■ Supplied material
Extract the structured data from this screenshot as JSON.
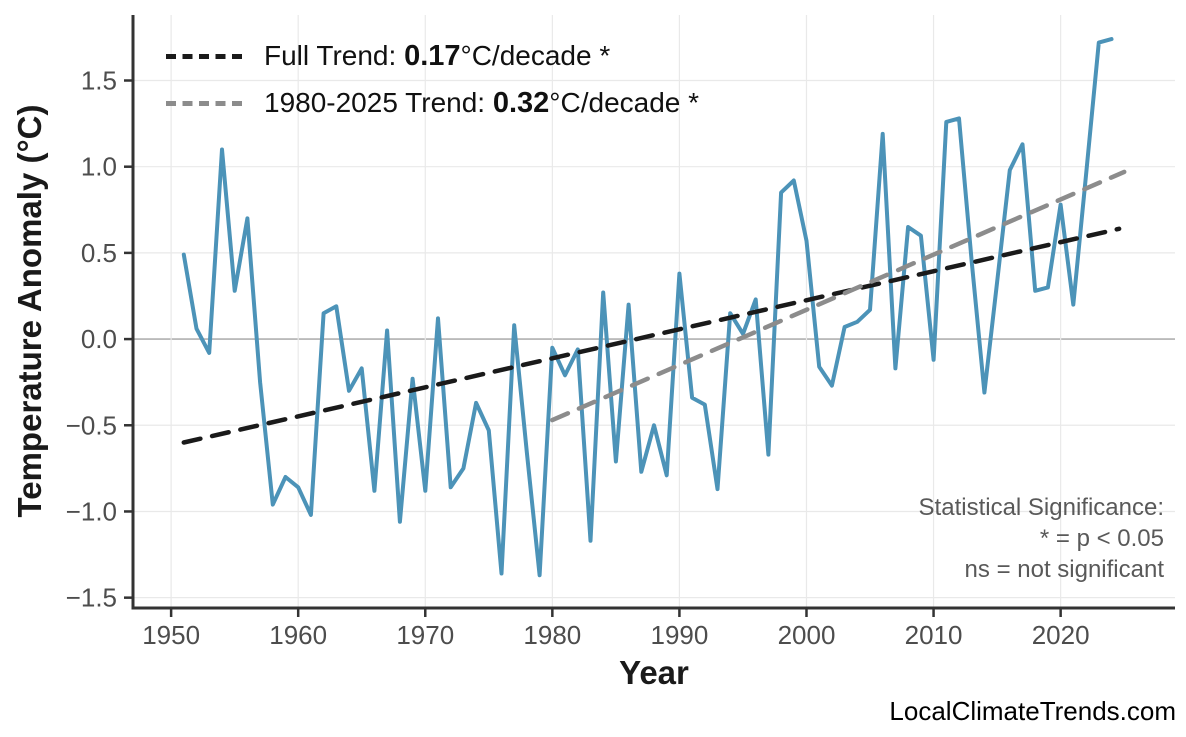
{
  "page": {
    "background": "#ffffff"
  },
  "watermark": "LocalClimateTrends.com",
  "legend": {
    "items": [
      {
        "prefix": "Full Trend: ",
        "value": "0.17",
        "suffix": "°C/decade *",
        "color": "#1a1a1a"
      },
      {
        "prefix": "1980-2025 Trend: ",
        "value": "0.32",
        "suffix": "°C/decade *",
        "color": "#8c8c8c"
      }
    ]
  },
  "annotation": {
    "lines": [
      "Statistical Significance:",
      "* = p < 0.05",
      "ns = not significant"
    ]
  },
  "chart_data": {
    "type": "line",
    "title": "",
    "xlabel": "Year",
    "ylabel": "Temperature Anomaly (°C)",
    "xlim": [
      1947,
      2029
    ],
    "ylim": [
      -1.56,
      1.88
    ],
    "grid": true,
    "legend_position": "top-left",
    "colors": {
      "grid": "#e9e9e9",
      "zero_line": "#b0b0b0",
      "spine": "#333333",
      "tick_label": "#4d4d4d"
    },
    "x_ticks": [
      {
        "v": 1950,
        "label": "1950"
      },
      {
        "v": 1960,
        "label": "1960"
      },
      {
        "v": 1970,
        "label": "1970"
      },
      {
        "v": 1980,
        "label": "1980"
      },
      {
        "v": 1990,
        "label": "1990"
      },
      {
        "v": 2000,
        "label": "2000"
      },
      {
        "v": 2010,
        "label": "2010"
      },
      {
        "v": 2020,
        "label": "2020"
      }
    ],
    "y_ticks": [
      {
        "v": 1.5,
        "label": "1.5"
      },
      {
        "v": 1.0,
        "label": "1.0"
      },
      {
        "v": 0.5,
        "label": "0.5"
      },
      {
        "v": 0.0,
        "label": "0.0"
      },
      {
        "v": -0.5,
        "label": "−0.5"
      },
      {
        "v": -1.0,
        "label": "−1.0"
      },
      {
        "v": -1.5,
        "label": "−1.5"
      }
    ],
    "series": [
      {
        "name": "annual-temperature-anomaly",
        "color": "#4C93B8",
        "width": 4,
        "dash": null,
        "points": [
          [
            1951,
            0.49
          ],
          [
            1952,
            0.06
          ],
          [
            1953,
            -0.08
          ],
          [
            1954,
            1.1
          ],
          [
            1955,
            0.28
          ],
          [
            1956,
            0.7
          ],
          [
            1957,
            -0.25
          ],
          [
            1958,
            -0.96
          ],
          [
            1959,
            -0.8
          ],
          [
            1960,
            -0.86
          ],
          [
            1961,
            -1.02
          ],
          [
            1962,
            0.15
          ],
          [
            1963,
            0.19
          ],
          [
            1964,
            -0.3
          ],
          [
            1965,
            -0.17
          ],
          [
            1966,
            -0.88
          ],
          [
            1967,
            0.05
          ],
          [
            1968,
            -1.06
          ],
          [
            1969,
            -0.23
          ],
          [
            1970,
            -0.88
          ],
          [
            1971,
            0.12
          ],
          [
            1972,
            -0.86
          ],
          [
            1973,
            -0.75
          ],
          [
            1974,
            -0.37
          ],
          [
            1975,
            -0.53
          ],
          [
            1976,
            -1.36
          ],
          [
            1977,
            0.08
          ],
          [
            1978,
            -0.66
          ],
          [
            1979,
            -1.37
          ],
          [
            1980,
            -0.05
          ],
          [
            1981,
            -0.21
          ],
          [
            1982,
            -0.06
          ],
          [
            1983,
            -1.17
          ],
          [
            1984,
            0.27
          ],
          [
            1985,
            -0.71
          ],
          [
            1986,
            0.2
          ],
          [
            1987,
            -0.77
          ],
          [
            1988,
            -0.5
          ],
          [
            1989,
            -0.79
          ],
          [
            1990,
            0.38
          ],
          [
            1991,
            -0.34
          ],
          [
            1992,
            -0.38
          ],
          [
            1993,
            -0.87
          ],
          [
            1994,
            0.15
          ],
          [
            1995,
            0.03
          ],
          [
            1996,
            0.23
          ],
          [
            1997,
            -0.67
          ],
          [
            1998,
            0.85
          ],
          [
            1999,
            0.92
          ],
          [
            2000,
            0.57
          ],
          [
            2001,
            -0.16
          ],
          [
            2002,
            -0.27
          ],
          [
            2003,
            0.07
          ],
          [
            2004,
            0.1
          ],
          [
            2005,
            0.17
          ],
          [
            2006,
            1.19
          ],
          [
            2007,
            -0.17
          ],
          [
            2008,
            0.65
          ],
          [
            2009,
            0.6
          ],
          [
            2010,
            -0.12
          ],
          [
            2011,
            1.26
          ],
          [
            2012,
            1.28
          ],
          [
            2013,
            0.45
          ],
          [
            2014,
            -0.31
          ],
          [
            2015,
            0.33
          ],
          [
            2016,
            0.98
          ],
          [
            2017,
            1.13
          ],
          [
            2018,
            0.28
          ],
          [
            2019,
            0.3
          ],
          [
            2020,
            0.78
          ],
          [
            2021,
            0.2
          ],
          [
            2022,
            0.95
          ],
          [
            2023,
            1.72
          ],
          [
            2024,
            1.74
          ]
        ]
      },
      {
        "name": "full-trend-line",
        "color": "#1a1a1a",
        "width": 4.5,
        "dash": "17 12",
        "points": [
          [
            1951,
            -0.6
          ],
          [
            2024.6,
            0.64
          ]
        ]
      },
      {
        "name": "trend-1980-2025-line",
        "color": "#8c8c8c",
        "width": 4.5,
        "dash": "17 12",
        "points": [
          [
            1980,
            -0.47
          ],
          [
            2025,
            0.97
          ]
        ]
      }
    ]
  }
}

■ Given request
Each line in the listing above that contains "prefix" should be copied.

■ Exercise result
        "prefix": "Full Trend: ",
        "prefix": "1980-2025 Trend: ",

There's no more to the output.